Records excerpted from a collection
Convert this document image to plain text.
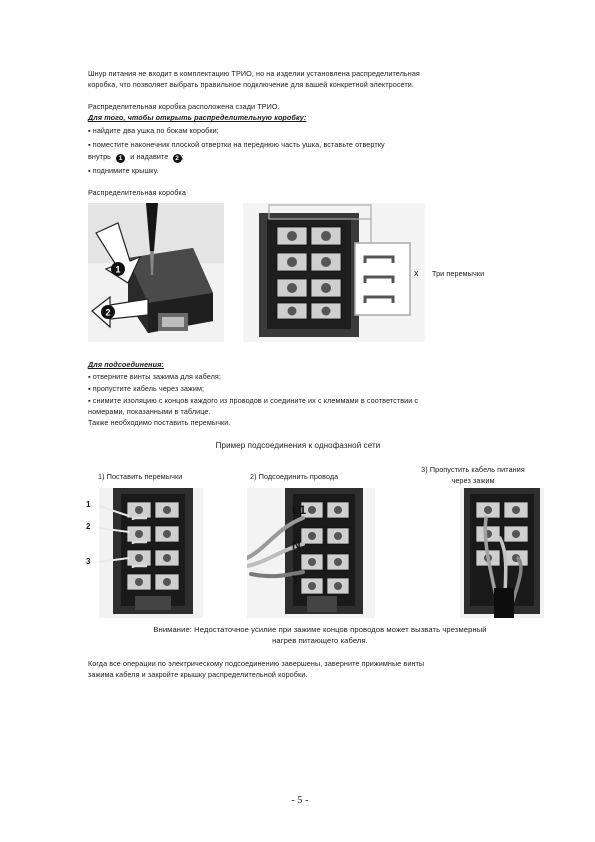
Шнур питания не входит в комплектацию ТРИО, но на изделии установлена распределительная
коробка, что позволяет выбрать правильное подключение для вашей конкретной электросети.
Распределительная коробка расположена сзади ТРИО.
Для того, чтобы открыть распределительную коробку:
▪ найдите два ушка по бокам коробки;
▪ поместите наконечник плоской отвертки на переднюю часть ушка, вставьте отвертку
внутрь 1 и надавите 2 ;
▪ поднимите крышку.
Распределительная коробка
1
2
x Три перемычки
Для подсоединения:
▪ отверните винты зажима для кабеля;
▪ пропустите кабель через зажим;
▪ снимите изоляцию с концов каждого из проводов и соедините их с клеммами в соответствии с
номерами, показанными в таблице.
Также необходимо поставить перемычки.
Пример подсоединения к однофазной сети
1) Поставить перемычки	2) Подсоединить провода
3) Пропустить кабель питания
через зажим
1
2
3
L1
N
T
Внимание: Недостаточное усилие при зажиме концов проводов может вызвать чрезмерный
нагрев питающего кабеля.
Когда все операции по электрическому подсоединению завершены, заверните прижимные винты
зажима кабеля и закройте крышку распределительной коробки.
- 5 -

**Set problem**: Copy every line that includes the string "кабеля" from the material above.

**Expected answer**:
▪ отверните винты зажима для кабеля;
нагрев питающего кабеля.
зажима кабеля и закройте крышку распределительной коробки.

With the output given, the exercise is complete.